● **Instructions for the task**
Reproduce every entry exactly.

● **Given data**
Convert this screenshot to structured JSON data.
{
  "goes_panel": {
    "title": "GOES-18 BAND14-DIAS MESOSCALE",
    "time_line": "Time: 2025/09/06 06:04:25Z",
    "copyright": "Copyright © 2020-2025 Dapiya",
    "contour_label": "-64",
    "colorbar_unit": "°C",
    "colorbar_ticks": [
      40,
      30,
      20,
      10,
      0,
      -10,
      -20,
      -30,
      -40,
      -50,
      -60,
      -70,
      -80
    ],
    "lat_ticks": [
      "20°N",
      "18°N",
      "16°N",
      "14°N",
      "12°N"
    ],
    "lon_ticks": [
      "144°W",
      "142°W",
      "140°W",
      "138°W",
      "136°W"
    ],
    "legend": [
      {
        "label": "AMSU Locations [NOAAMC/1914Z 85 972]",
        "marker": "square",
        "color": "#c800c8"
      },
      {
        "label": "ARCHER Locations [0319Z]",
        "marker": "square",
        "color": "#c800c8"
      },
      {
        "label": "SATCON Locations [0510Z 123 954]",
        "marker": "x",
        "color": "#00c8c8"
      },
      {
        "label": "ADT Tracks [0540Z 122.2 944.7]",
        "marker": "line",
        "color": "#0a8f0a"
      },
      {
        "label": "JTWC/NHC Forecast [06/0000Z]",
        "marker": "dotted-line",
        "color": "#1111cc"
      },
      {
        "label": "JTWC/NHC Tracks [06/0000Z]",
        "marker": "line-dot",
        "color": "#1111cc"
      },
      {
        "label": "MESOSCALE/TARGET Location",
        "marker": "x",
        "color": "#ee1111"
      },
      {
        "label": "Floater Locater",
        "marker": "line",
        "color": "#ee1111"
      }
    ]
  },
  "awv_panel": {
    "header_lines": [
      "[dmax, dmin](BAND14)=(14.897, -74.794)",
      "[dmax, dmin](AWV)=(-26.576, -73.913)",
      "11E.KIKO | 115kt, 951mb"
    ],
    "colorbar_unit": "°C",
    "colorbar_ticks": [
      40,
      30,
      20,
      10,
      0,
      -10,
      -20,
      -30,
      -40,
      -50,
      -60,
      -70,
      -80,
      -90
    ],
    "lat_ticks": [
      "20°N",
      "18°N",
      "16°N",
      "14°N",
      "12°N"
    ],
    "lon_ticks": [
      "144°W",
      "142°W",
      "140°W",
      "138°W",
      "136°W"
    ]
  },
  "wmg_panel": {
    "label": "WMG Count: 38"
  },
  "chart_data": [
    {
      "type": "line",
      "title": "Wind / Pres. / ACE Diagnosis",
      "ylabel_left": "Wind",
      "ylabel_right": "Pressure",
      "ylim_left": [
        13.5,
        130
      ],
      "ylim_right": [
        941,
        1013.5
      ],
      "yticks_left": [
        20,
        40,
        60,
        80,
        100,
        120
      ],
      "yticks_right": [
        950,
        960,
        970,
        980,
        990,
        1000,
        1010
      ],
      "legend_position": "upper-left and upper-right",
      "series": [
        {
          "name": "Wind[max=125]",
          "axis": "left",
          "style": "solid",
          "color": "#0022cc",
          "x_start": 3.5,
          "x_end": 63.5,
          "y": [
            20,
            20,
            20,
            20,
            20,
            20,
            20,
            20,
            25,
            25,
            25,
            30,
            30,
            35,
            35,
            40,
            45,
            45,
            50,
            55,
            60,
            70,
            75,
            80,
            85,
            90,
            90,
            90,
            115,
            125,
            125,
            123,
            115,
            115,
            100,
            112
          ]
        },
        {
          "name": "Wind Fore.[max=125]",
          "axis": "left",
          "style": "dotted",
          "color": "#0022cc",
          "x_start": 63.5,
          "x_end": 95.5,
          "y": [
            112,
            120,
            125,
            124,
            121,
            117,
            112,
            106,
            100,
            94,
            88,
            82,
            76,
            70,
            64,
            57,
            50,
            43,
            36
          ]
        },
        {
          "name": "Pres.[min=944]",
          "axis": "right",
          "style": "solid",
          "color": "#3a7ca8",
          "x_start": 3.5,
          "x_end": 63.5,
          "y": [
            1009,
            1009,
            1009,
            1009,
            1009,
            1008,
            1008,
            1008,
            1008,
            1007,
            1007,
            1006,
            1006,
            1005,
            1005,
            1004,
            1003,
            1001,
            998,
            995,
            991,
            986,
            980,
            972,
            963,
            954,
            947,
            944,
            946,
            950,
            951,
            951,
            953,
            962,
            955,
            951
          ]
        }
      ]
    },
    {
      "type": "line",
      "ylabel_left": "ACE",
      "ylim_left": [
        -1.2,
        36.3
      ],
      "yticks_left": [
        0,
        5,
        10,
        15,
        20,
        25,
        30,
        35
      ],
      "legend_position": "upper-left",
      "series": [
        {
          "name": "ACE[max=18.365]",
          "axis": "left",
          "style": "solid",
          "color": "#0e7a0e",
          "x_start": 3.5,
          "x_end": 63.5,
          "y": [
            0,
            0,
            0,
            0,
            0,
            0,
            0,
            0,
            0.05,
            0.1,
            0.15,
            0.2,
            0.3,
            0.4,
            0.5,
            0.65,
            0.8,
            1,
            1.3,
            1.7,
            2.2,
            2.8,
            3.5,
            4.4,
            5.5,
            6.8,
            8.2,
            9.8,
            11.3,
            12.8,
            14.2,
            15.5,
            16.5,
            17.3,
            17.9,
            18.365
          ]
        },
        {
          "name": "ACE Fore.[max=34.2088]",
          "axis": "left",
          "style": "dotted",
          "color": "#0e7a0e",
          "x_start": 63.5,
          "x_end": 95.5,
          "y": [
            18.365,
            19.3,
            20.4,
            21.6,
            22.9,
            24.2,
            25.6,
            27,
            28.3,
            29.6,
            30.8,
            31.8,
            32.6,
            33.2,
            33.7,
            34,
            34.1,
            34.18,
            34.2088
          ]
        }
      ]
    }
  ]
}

● **Result of this task**
Convert this screenshot to structured JSON data.
{
  "goes_panel": {
    "title": "GOES-18 BAND14-DIAS MESOSCALE",
    "time_line": "Time: 2025/09/06 06:04:25Z",
    "copyright": "Copyright © 2020-2025 Dapiya",
    "contour_label": "-64",
    "colorbar_unit": "°C",
    "colorbar_ticks": [
      40,
      30,
      20,
      10,
      0,
      -10,
      -20,
      -30,
      -40,
      -50,
      -60,
      -70,
      -80
    ],
    "lat_ticks": [
      "20°N",
      "18°N",
      "16°N",
      "14°N",
      "12°N"
    ],
    "lon_ticks": [
      "144°W",
      "142°W",
      "140°W",
      "138°W",
      "136°W"
    ],
    "legend": [
      {
        "label": "AMSU Locations [NOAAMC/1914Z 85 972]",
        "marker": "square",
        "color": "#c800c8"
      },
      {
        "label": "ARCHER Locations [0319Z]",
        "marker": "square",
        "color": "#c800c8"
      },
      {
        "label": "SATCON Locations [0510Z 123 954]",
        "marker": "x",
        "color": "#00c8c8"
      },
      {
        "label": "ADT Tracks [0540Z 122.2 944.7]",
        "marker": "line",
        "color": "#0a8f0a"
      },
      {
        "label": "JTWC/NHC Forecast [06/0000Z]",
        "marker": "dotted-line",
        "color": "#1111cc"
      },
      {
        "label": "JTWC/NHC Tracks [06/0000Z]",
        "marker": "line-dot",
        "color": "#1111cc"
      },
      {
        "label": "MESOSCALE/TARGET Location",
        "marker": "x",
        "color": "#ee1111"
      },
      {
        "label": "Floater Locater",
        "marker": "line",
        "color": "#ee1111"
      }
    ]
  },
  "awv_panel": {
    "header_lines": [
      "[dmax, dmin](BAND14)=(14.897, -74.794)",
      "[dmax, dmin](AWV)=(-26.576, -73.913)",
      "11E.KIKO | 115kt, 951mb"
    ],
    "colorbar_unit": "°C",
    "colorbar_ticks": [
      40,
      30,
      20,
      10,
      0,
      -10,
      -20,
      -30,
      -40,
      -50,
      -60,
      -70,
      -80,
      -90
    ],
    "lat_ticks": [
      "20°N",
      "18°N",
      "16°N",
      "14°N",
      "12°N"
    ],
    "lon_ticks": [
      "144°W",
      "142°W",
      "140°W",
      "138°W",
      "136°W"
    ]
  },
  "wmg_panel": {
    "label": "WMG Count: 38"
  },
  "chart_data": [
    {
      "type": "line",
      "title": "Wind / Pres. / ACE Diagnosis",
      "ylabel_left": "Wind",
      "ylabel_right": "Pressure",
      "ylim_left": [
        13.5,
        130
      ],
      "ylim_right": [
        941,
        1013.5
      ],
      "yticks_left": [
        20,
        40,
        60,
        80,
        100,
        120
      ],
      "yticks_right": [
        950,
        960,
        970,
        980,
        990,
        1000,
        1010
      ],
      "legend_position": "upper-left and upper-right",
      "series": [
        {
          "name": "Wind[max=125]",
          "axis": "left",
          "style": "solid",
          "color": "#0022cc",
          "x_start": 3.5,
          "x_end": 63.5,
          "y": [
            20,
            20,
            20,
            20,
            20,
            20,
            20,
            20,
            25,
            25,
            25,
            30,
            30,
            35,
            35,
            40,
            45,
            45,
            50,
            55,
            60,
            70,
            75,
            80,
            85,
            90,
            90,
            90,
            115,
            125,
            125,
            123,
            115,
            115,
            100,
            112
          ]
        },
        {
          "name": "Wind Fore.[max=125]",
          "axis": "left",
          "style": "dotted",
          "color": "#0022cc",
          "x_start": 63.5,
          "x_end": 95.5,
          "y": [
            112,
            120,
            125,
            124,
            121,
            117,
            112,
            106,
            100,
            94,
            88,
            82,
            76,
            70,
            64,
            57,
            50,
            43,
            36
          ]
        },
        {
          "name": "Pres.[min=944]",
          "axis": "right",
          "style": "solid",
          "color": "#3a7ca8",
          "x_start": 3.5,
          "x_end": 63.5,
          "y": [
            1009,
            1009,
            1009,
            1009,
            1009,
            1008,
            1008,
            1008,
            1008,
            1007,
            1007,
            1006,
            1006,
            1005,
            1005,
            1004,
            1003,
            1001,
            998,
            995,
            991,
            986,
            980,
            972,
            963,
            954,
            947,
            944,
            946,
            950,
            951,
            951,
            953,
            962,
            955,
            951
          ]
        }
      ]
    },
    {
      "type": "line",
      "ylabel_left": "ACE",
      "ylim_left": [
        -1.2,
        36.3
      ],
      "yticks_left": [
        0,
        5,
        10,
        15,
        20,
        25,
        30,
        35
      ],
      "legend_position": "upper-left",
      "series": [
        {
          "name": "ACE[max=18.365]",
          "axis": "left",
          "style": "solid",
          "color": "#0e7a0e",
          "x_start": 3.5,
          "x_end": 63.5,
          "y": [
            0,
            0,
            0,
            0,
            0,
            0,
            0,
            0,
            0.05,
            0.1,
            0.15,
            0.2,
            0.3,
            0.4,
            0.5,
            0.65,
            0.8,
            1,
            1.3,
            1.7,
            2.2,
            2.8,
            3.5,
            4.4,
            5.5,
            6.8,
            8.2,
            9.8,
            11.3,
            12.8,
            14.2,
            15.5,
            16.5,
            17.3,
            17.9,
            18.365
          ]
        },
        {
          "name": "ACE Fore.[max=34.2088]",
          "axis": "left",
          "style": "dotted",
          "color": "#0e7a0e",
          "x_start": 63.5,
          "x_end": 95.5,
          "y": [
            18.365,
            19.3,
            20.4,
            21.6,
            22.9,
            24.2,
            25.6,
            27,
            28.3,
            29.6,
            30.8,
            31.8,
            32.6,
            33.2,
            33.7,
            34,
            34.1,
            34.18,
            34.2088
          ]
        }
      ]
    }
  ]
}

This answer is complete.